══ PROVIDED MATERIAL
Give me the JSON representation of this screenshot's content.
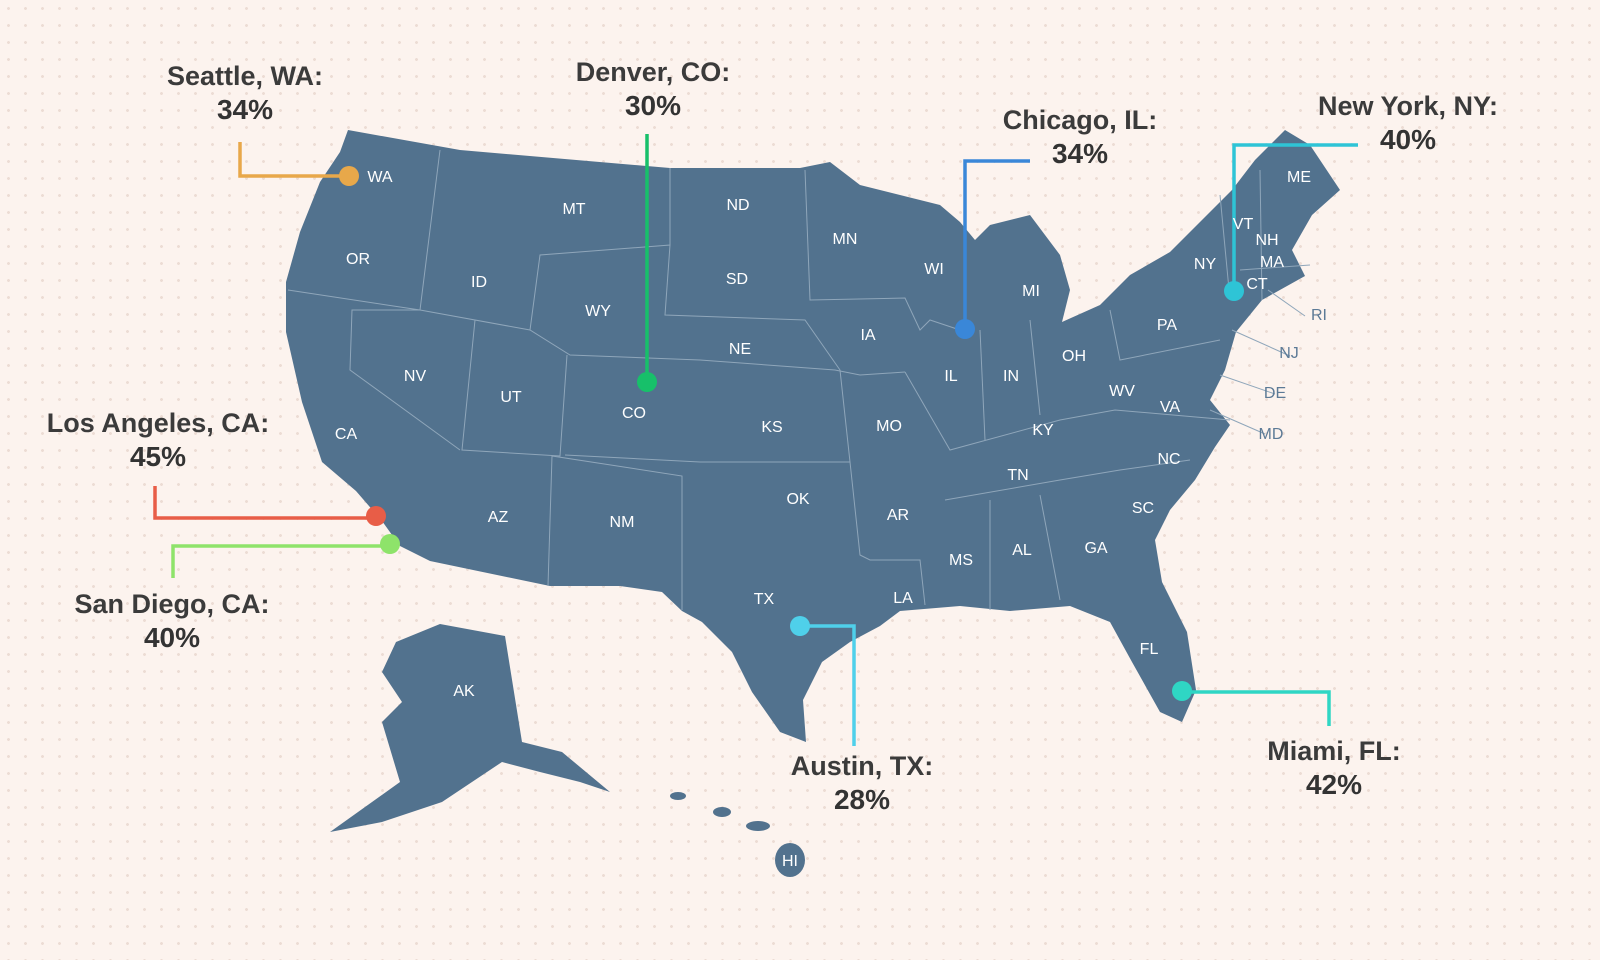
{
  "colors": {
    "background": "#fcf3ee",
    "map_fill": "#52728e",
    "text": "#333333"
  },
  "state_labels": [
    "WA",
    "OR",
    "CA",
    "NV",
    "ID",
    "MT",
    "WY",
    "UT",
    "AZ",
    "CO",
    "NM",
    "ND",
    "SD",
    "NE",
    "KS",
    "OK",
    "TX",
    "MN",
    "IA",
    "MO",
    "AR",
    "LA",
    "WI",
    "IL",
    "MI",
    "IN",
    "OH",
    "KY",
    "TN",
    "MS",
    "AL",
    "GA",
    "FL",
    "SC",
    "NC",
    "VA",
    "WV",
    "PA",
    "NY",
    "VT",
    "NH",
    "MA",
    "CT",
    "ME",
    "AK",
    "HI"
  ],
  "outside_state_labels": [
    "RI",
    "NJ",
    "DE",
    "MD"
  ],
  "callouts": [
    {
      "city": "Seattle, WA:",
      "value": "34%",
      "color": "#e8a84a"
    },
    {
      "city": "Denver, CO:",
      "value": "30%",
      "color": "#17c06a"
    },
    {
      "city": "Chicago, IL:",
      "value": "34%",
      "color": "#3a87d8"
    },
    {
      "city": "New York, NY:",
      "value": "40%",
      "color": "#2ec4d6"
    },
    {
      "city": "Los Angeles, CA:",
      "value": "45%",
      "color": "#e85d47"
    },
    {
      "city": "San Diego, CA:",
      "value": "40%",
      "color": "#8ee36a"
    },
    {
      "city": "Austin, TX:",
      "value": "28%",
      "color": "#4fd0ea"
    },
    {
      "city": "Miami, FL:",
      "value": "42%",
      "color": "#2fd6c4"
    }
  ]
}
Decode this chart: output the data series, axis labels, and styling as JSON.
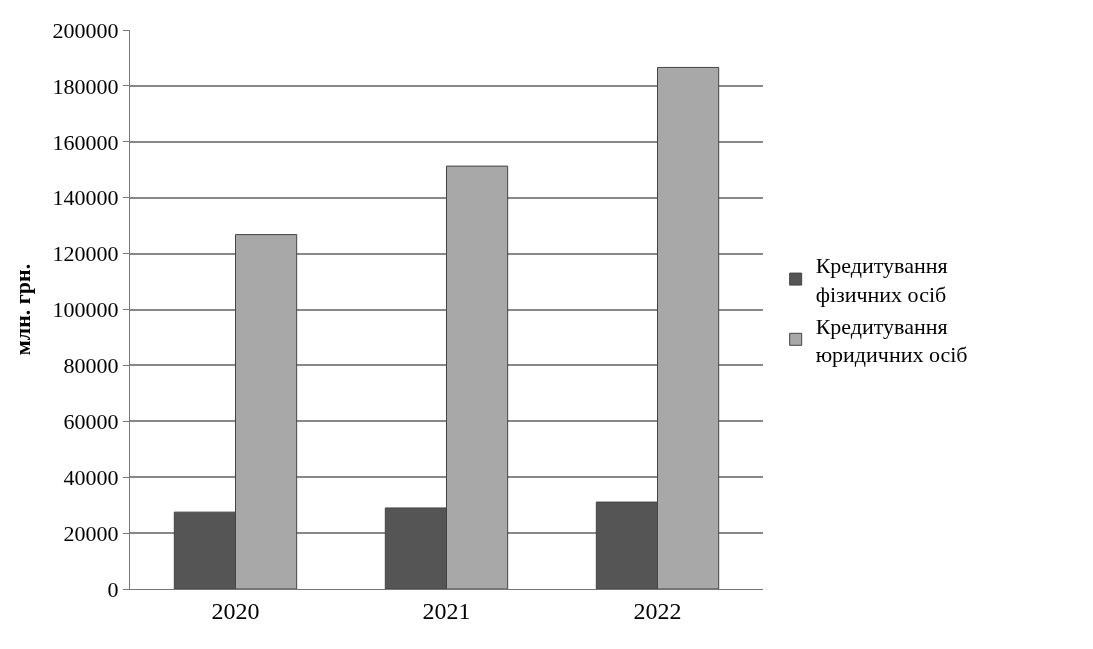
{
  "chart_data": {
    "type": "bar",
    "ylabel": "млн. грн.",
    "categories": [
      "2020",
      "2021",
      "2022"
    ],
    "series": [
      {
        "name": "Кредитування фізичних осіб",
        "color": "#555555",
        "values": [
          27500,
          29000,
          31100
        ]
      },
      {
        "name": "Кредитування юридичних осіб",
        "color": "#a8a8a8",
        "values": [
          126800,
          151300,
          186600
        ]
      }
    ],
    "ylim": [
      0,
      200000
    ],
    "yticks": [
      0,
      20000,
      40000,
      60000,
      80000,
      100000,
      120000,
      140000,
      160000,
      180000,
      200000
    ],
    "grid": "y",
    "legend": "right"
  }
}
════
Extract every line from the records above that contains the word "name".

ANSWER FOR THIS EXERCISE |
        "name": "Кредитування фізичних осіб",
        "name": "Кредитування юридичних осіб",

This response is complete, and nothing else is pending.